* [Stored items from a collection]:
┌────────

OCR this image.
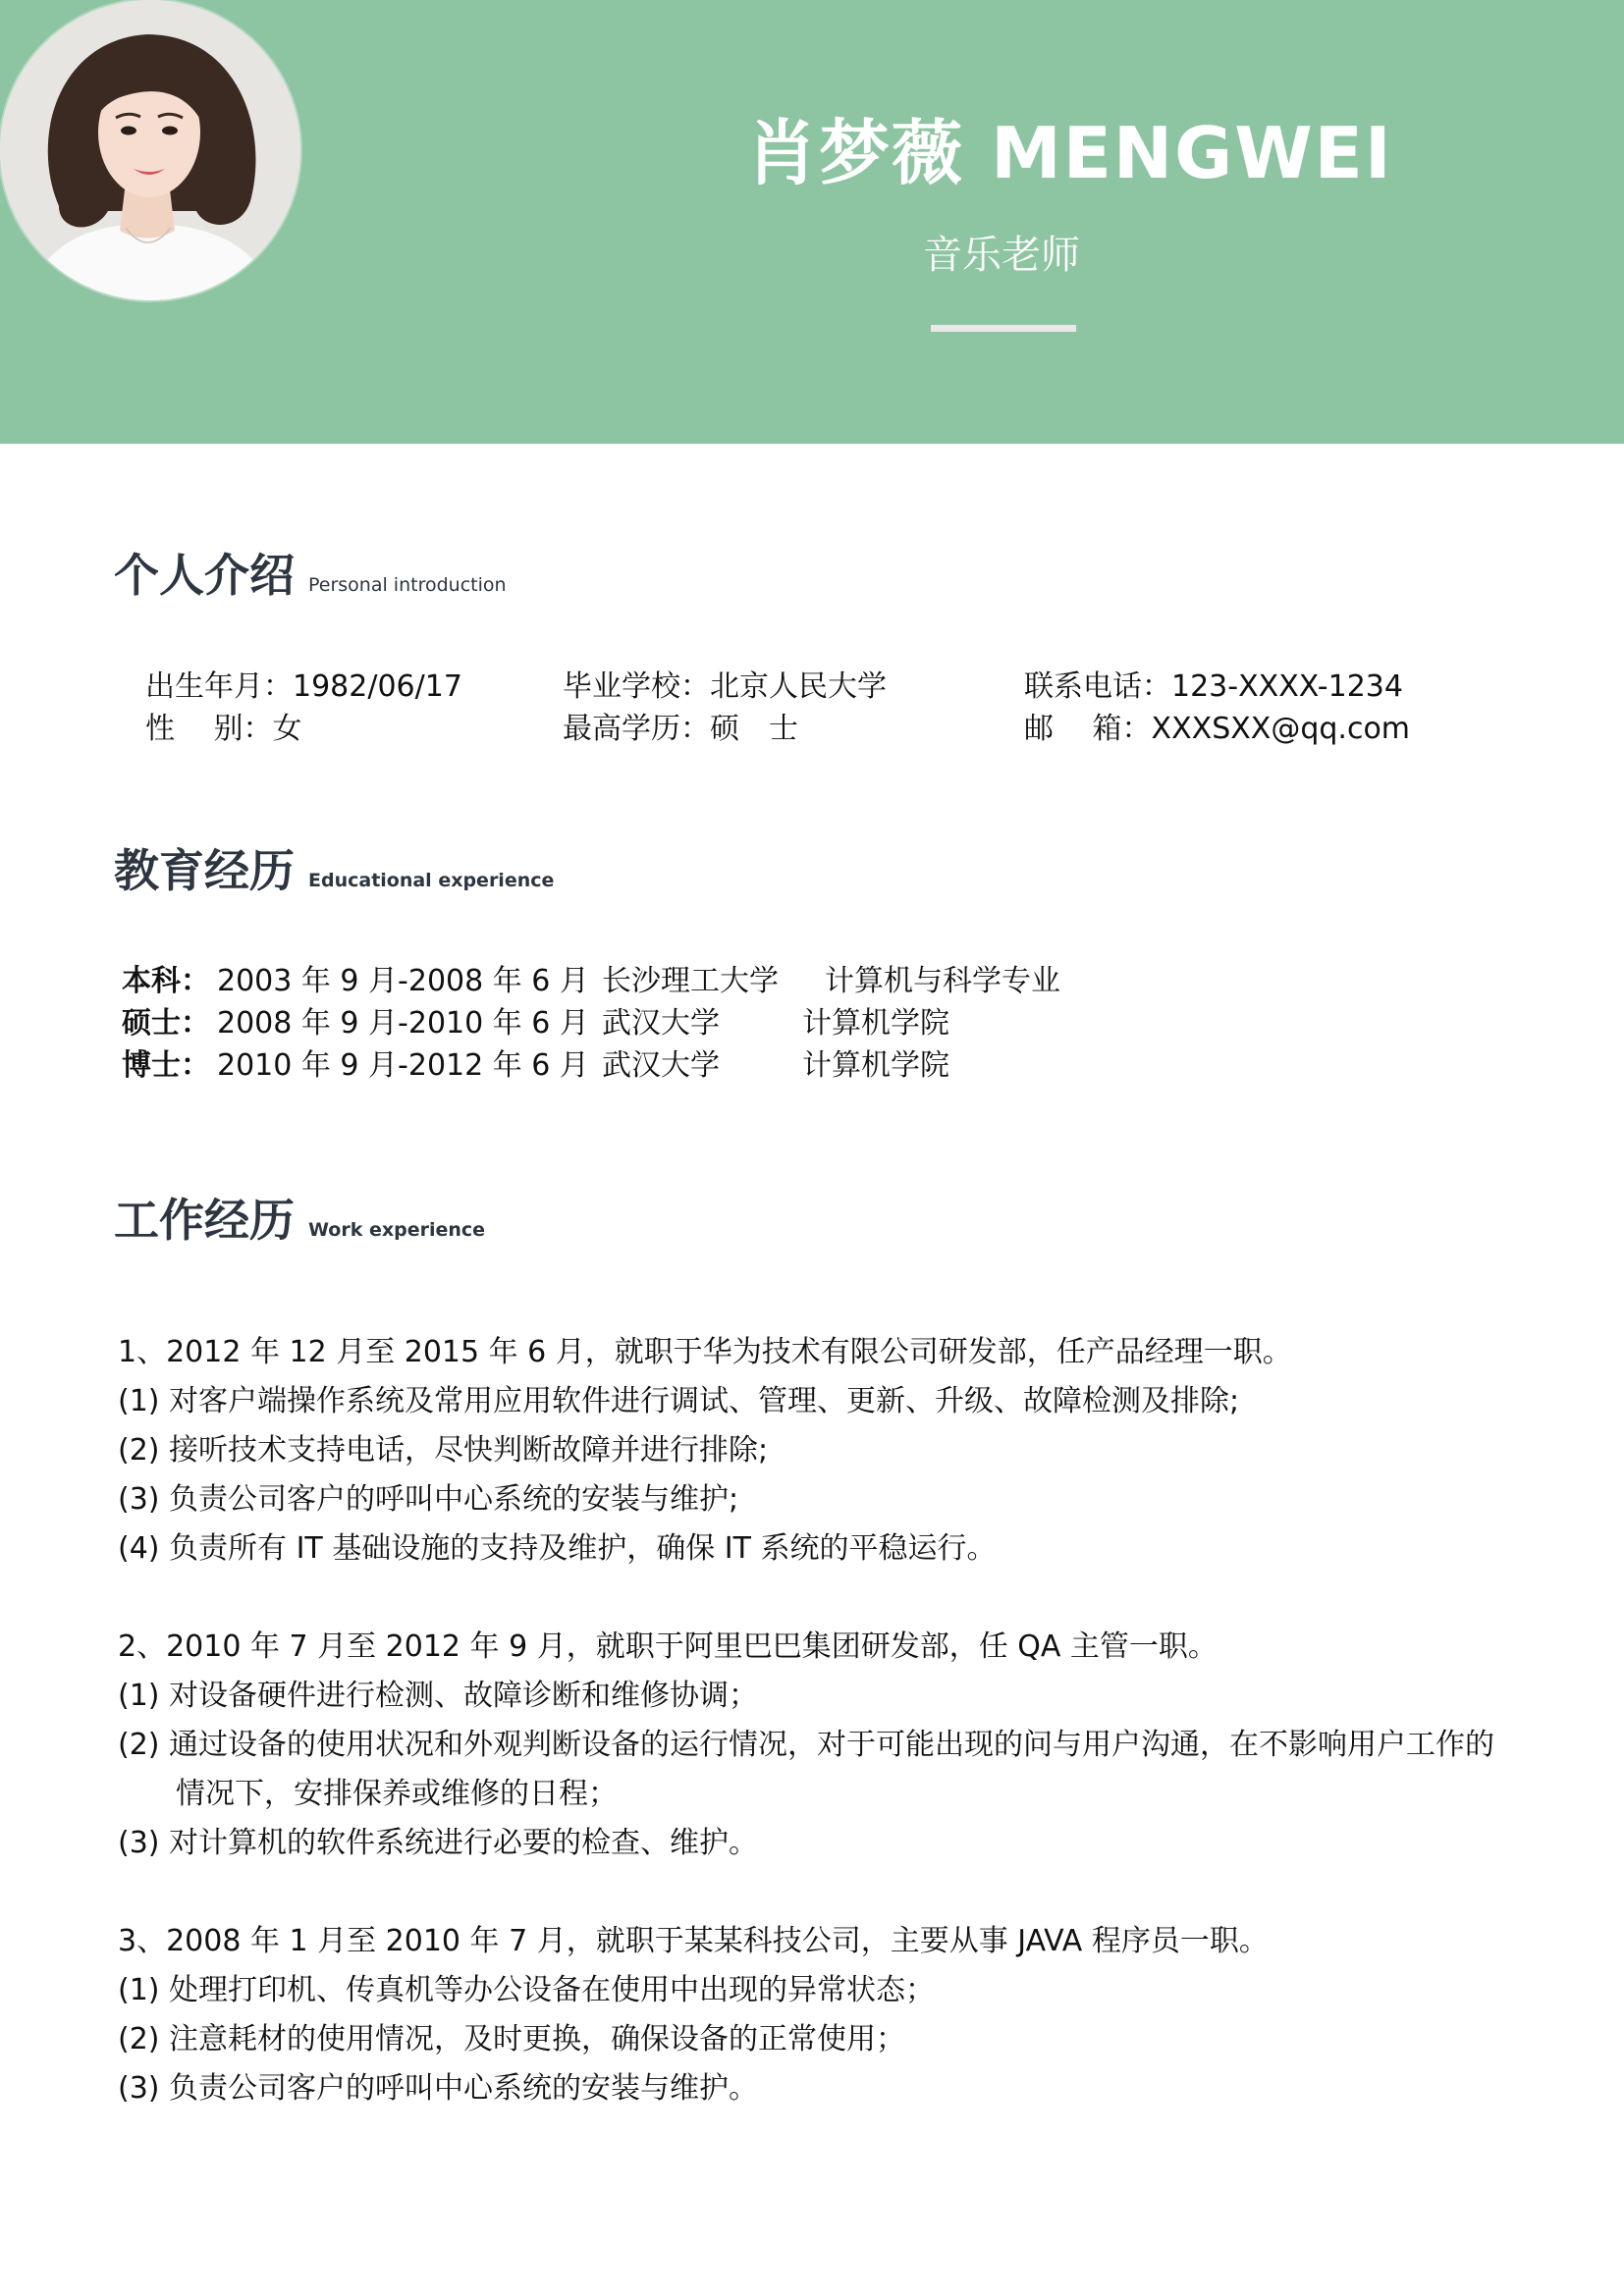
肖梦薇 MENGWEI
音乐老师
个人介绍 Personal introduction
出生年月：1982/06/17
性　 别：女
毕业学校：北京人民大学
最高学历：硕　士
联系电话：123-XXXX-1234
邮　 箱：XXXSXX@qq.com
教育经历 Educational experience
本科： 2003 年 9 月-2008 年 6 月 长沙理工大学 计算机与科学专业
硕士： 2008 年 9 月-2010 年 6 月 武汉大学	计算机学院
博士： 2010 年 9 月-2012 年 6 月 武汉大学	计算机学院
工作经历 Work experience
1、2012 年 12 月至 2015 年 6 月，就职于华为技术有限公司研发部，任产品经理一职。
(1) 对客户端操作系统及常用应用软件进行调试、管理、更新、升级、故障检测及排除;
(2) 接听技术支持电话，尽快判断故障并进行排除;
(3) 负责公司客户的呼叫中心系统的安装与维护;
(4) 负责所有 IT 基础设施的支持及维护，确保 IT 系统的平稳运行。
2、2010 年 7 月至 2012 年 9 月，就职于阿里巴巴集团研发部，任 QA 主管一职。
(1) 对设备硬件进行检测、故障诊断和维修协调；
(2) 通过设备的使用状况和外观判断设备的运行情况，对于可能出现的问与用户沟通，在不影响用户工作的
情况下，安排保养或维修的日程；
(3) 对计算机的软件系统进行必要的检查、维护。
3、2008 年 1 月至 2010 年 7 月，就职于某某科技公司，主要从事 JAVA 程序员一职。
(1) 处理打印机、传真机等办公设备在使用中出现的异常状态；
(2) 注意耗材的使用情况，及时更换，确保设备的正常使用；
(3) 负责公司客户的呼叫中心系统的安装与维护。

└────────
┌────────

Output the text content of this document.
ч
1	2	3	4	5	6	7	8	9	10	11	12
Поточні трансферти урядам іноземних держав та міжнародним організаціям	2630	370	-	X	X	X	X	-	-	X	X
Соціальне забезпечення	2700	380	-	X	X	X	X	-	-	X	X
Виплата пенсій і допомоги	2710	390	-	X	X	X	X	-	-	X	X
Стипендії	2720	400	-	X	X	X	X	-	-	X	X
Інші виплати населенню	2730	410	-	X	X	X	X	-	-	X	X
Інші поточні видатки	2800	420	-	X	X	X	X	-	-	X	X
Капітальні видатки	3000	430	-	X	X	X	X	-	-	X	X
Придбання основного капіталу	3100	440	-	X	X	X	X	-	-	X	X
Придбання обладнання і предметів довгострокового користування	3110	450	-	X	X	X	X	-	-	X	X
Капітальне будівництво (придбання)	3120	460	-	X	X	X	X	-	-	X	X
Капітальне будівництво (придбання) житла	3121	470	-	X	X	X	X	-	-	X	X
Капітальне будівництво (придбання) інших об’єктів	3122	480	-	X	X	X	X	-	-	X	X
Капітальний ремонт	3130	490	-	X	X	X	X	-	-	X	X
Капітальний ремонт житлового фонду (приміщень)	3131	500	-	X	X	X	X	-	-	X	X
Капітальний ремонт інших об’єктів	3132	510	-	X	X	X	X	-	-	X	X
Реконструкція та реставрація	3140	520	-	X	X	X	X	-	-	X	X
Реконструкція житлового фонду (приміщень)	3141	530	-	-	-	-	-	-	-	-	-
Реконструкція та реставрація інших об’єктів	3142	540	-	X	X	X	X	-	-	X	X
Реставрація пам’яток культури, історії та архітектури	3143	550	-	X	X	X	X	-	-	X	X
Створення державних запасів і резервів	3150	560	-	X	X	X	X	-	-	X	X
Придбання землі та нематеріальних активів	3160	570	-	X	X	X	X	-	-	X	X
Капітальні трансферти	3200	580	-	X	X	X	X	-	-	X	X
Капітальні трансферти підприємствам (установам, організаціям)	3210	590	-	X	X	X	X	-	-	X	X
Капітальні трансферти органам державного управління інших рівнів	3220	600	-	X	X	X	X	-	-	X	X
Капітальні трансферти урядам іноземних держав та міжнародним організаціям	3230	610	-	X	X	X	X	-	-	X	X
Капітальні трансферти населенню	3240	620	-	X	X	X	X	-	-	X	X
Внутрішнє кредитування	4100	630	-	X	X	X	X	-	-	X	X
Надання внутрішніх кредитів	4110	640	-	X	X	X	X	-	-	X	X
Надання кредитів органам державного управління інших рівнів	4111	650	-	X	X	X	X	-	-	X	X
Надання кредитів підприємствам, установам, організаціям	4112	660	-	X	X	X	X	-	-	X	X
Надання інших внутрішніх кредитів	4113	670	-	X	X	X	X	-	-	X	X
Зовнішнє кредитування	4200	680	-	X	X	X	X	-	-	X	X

└────────
┌────────

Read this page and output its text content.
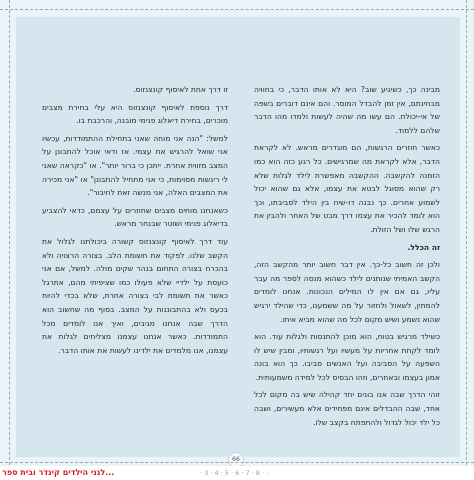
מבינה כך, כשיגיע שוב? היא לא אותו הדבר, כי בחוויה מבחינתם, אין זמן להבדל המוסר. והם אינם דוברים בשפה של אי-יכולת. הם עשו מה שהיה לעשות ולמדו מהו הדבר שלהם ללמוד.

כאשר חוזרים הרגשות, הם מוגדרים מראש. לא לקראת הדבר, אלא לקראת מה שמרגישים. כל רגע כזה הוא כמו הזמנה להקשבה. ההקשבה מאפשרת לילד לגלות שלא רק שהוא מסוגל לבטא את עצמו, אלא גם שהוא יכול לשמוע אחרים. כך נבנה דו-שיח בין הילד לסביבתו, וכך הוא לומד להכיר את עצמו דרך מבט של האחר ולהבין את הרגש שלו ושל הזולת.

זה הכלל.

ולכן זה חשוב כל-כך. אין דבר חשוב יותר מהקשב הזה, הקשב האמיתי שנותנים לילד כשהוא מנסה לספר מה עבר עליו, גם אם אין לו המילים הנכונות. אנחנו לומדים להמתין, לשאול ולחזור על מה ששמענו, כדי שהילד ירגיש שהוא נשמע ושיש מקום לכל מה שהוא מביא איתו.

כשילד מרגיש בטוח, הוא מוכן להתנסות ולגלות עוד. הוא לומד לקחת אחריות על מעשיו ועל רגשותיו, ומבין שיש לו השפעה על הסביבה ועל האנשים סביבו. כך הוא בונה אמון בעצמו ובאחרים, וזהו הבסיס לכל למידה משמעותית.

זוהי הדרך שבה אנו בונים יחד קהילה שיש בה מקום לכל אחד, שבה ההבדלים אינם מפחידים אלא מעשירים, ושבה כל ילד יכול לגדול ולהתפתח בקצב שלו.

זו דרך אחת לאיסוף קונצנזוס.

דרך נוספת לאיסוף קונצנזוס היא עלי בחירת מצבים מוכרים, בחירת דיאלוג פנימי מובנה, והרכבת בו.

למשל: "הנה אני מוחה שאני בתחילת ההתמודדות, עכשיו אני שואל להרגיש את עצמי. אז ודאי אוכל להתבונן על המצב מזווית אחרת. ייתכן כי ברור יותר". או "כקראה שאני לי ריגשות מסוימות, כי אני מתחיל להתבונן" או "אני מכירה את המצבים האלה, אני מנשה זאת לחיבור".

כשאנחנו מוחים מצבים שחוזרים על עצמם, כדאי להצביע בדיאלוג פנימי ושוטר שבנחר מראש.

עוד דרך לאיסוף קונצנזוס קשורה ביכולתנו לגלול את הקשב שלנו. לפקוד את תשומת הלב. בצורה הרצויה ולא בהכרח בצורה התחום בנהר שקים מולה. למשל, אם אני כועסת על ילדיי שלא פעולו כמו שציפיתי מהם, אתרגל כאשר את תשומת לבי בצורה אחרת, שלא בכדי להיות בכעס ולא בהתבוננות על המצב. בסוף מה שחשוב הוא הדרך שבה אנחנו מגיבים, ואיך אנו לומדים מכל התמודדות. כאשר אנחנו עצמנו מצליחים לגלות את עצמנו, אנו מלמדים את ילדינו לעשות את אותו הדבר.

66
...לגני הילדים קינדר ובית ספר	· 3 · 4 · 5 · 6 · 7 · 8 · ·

└────────

* [JOB]: Return a copy of every line that includes the word "управління".

* [WRITTEN RESPONSE]:
Капітальні трансферти органам державного управління інших рівнів	3220	600	-	X	X	X	X	-	-	X	X
Надання кредитів органам державного управління інших рівнів	4111	650	-	X	X	X	X	-	-	X	X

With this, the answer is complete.